What you need to do> Copy word for word the part of the listing that opens with the line containing "List 18 of the" and closes with the line containing "tracks-label: Tracks xyxy=(724,163,756,173)", both lines included. Leave the pictures out of your copy.
# Source records start
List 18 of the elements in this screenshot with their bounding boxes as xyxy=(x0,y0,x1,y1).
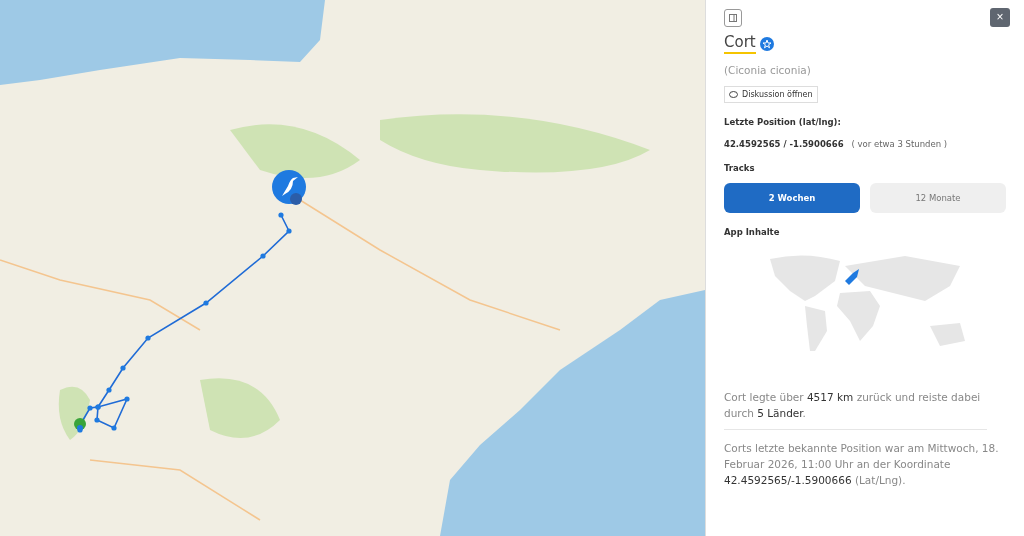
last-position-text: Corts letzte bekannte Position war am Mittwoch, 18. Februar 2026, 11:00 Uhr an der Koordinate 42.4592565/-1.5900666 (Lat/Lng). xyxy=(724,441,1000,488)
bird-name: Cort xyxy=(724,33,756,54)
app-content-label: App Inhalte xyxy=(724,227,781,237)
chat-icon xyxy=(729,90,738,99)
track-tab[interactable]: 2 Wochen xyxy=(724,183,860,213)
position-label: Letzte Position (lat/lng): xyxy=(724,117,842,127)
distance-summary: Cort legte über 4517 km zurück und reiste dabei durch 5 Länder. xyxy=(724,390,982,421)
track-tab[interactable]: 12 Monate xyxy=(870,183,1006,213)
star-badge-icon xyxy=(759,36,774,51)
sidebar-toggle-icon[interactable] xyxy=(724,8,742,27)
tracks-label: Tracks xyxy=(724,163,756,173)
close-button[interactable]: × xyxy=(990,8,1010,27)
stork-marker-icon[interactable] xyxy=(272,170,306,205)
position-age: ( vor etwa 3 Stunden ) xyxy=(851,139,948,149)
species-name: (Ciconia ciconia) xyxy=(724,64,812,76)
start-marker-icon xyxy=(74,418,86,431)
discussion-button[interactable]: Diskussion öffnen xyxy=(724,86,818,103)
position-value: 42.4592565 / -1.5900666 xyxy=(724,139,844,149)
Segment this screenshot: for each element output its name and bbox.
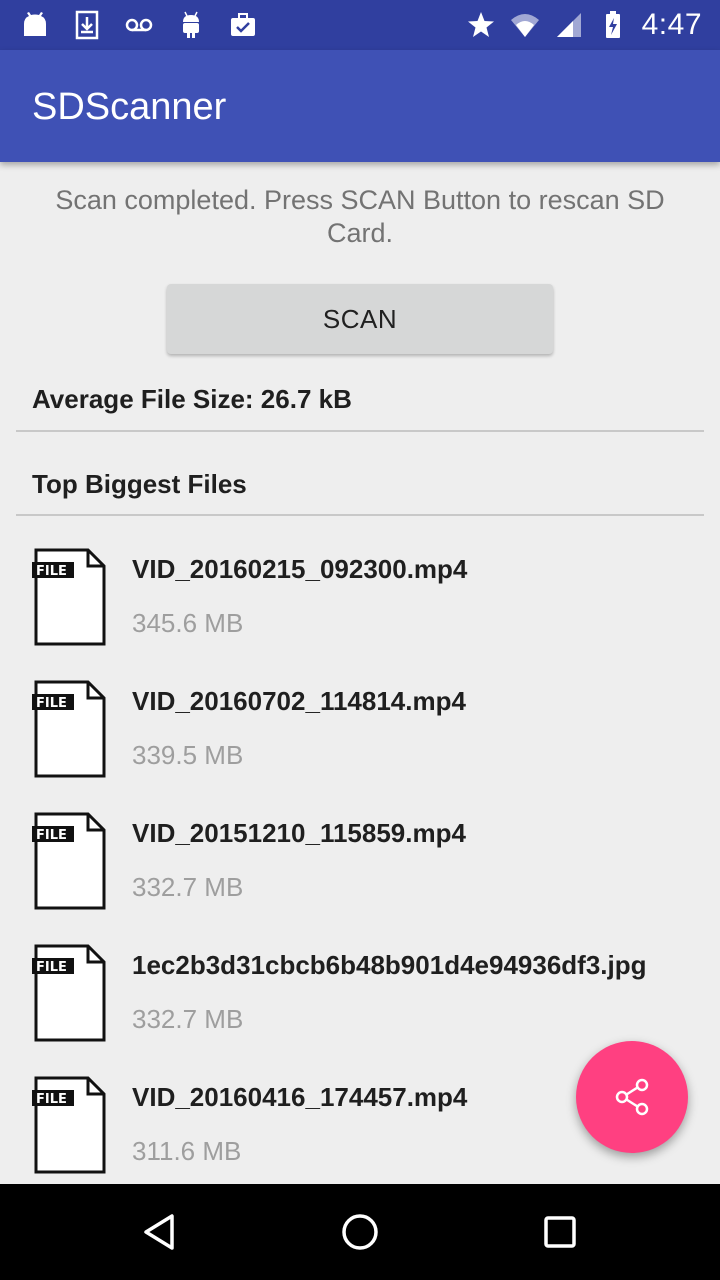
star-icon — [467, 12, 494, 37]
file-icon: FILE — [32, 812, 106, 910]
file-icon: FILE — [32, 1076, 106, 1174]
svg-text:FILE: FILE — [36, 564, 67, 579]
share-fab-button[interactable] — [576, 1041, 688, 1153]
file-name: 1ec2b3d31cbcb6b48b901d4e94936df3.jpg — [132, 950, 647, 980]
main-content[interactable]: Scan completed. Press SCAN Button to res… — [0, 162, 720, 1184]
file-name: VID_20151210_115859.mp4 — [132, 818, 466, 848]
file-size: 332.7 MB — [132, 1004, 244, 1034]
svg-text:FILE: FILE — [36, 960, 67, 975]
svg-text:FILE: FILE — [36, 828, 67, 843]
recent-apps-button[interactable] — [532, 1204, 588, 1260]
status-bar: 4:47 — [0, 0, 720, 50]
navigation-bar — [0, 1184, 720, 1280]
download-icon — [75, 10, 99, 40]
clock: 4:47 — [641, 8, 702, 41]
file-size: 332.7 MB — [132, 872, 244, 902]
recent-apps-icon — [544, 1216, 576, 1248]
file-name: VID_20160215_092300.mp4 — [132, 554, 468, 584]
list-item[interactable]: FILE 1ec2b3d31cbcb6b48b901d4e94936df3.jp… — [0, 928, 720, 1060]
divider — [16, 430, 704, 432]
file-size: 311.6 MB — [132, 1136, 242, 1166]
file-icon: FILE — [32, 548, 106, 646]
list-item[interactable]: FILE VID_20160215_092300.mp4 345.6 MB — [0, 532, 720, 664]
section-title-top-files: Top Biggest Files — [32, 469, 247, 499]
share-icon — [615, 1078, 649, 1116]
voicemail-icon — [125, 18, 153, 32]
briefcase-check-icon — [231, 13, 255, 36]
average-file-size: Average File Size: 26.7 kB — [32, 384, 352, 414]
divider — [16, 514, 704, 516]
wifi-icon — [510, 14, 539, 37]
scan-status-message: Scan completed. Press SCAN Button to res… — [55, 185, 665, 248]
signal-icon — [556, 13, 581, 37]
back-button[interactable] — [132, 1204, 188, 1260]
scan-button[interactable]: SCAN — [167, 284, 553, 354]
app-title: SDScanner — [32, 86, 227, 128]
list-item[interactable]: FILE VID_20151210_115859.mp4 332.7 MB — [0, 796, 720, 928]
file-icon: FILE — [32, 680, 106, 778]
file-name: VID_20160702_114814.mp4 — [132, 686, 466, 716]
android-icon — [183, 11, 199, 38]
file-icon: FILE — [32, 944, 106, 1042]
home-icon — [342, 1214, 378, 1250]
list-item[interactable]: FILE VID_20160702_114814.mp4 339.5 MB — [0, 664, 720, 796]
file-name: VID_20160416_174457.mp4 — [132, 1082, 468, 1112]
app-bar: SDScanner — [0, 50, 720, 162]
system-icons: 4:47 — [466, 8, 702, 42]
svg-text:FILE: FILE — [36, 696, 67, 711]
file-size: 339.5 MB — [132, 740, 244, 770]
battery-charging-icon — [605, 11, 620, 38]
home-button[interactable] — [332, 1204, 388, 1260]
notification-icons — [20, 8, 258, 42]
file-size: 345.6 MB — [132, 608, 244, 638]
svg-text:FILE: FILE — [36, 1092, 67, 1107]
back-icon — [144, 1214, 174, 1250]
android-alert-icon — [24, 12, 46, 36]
# Source records end
# Source records start
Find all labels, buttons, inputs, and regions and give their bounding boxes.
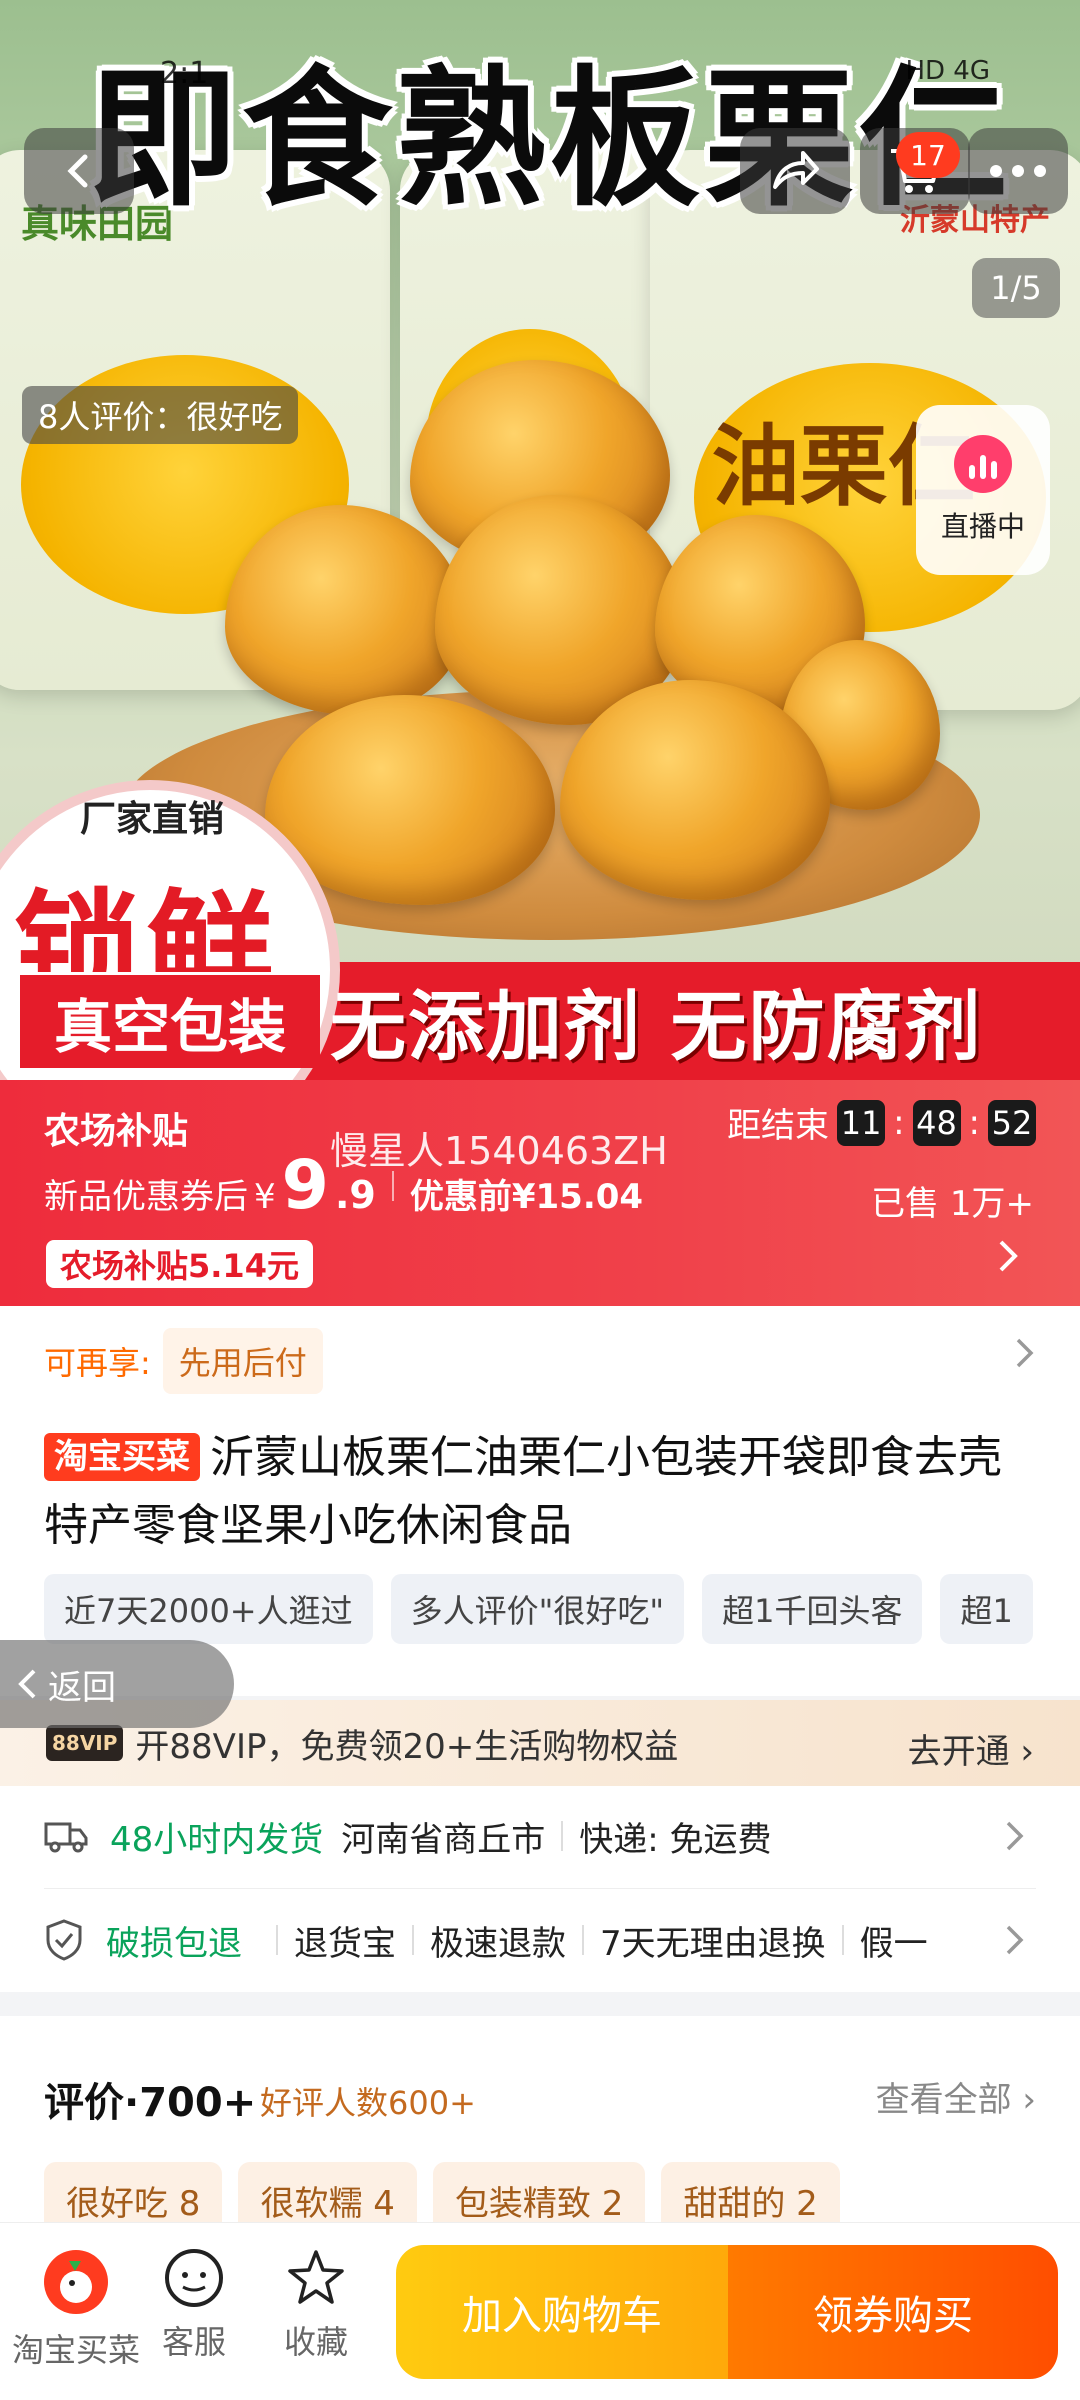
# Source records end
Task answer>
List 18 of the elements in this screenshot with their bounding boxes as xyxy=(x0,y0,x1,y1).
last-position-text: Corts letzte bekannte Position war am Mittwoch, 18. Februar 2026, 11:00 Uhr an der Koordinate 42.4592565/-1.5900666 (Lat/Lng). xyxy=(724,441,1000,488)
bird-name: Cort xyxy=(724,33,756,54)
app-content-label: App Inhalte xyxy=(724,227,781,237)
chat-icon xyxy=(729,90,738,99)
track-tab[interactable]: 2 Wochen xyxy=(724,183,860,213)
position-label: Letzte Position (lat/lng): xyxy=(724,117,842,127)
distance-summary: Cort legte über 4517 km zurück und reiste dabei durch 5 Länder. xyxy=(724,390,982,421)
track-tab[interactable]: 12 Monate xyxy=(870,183,1006,213)
star-badge-icon xyxy=(759,36,774,51)
sidebar-toggle-icon[interactable] xyxy=(724,8,742,27)
tracks-label: Tracks xyxy=(724,163,756,173)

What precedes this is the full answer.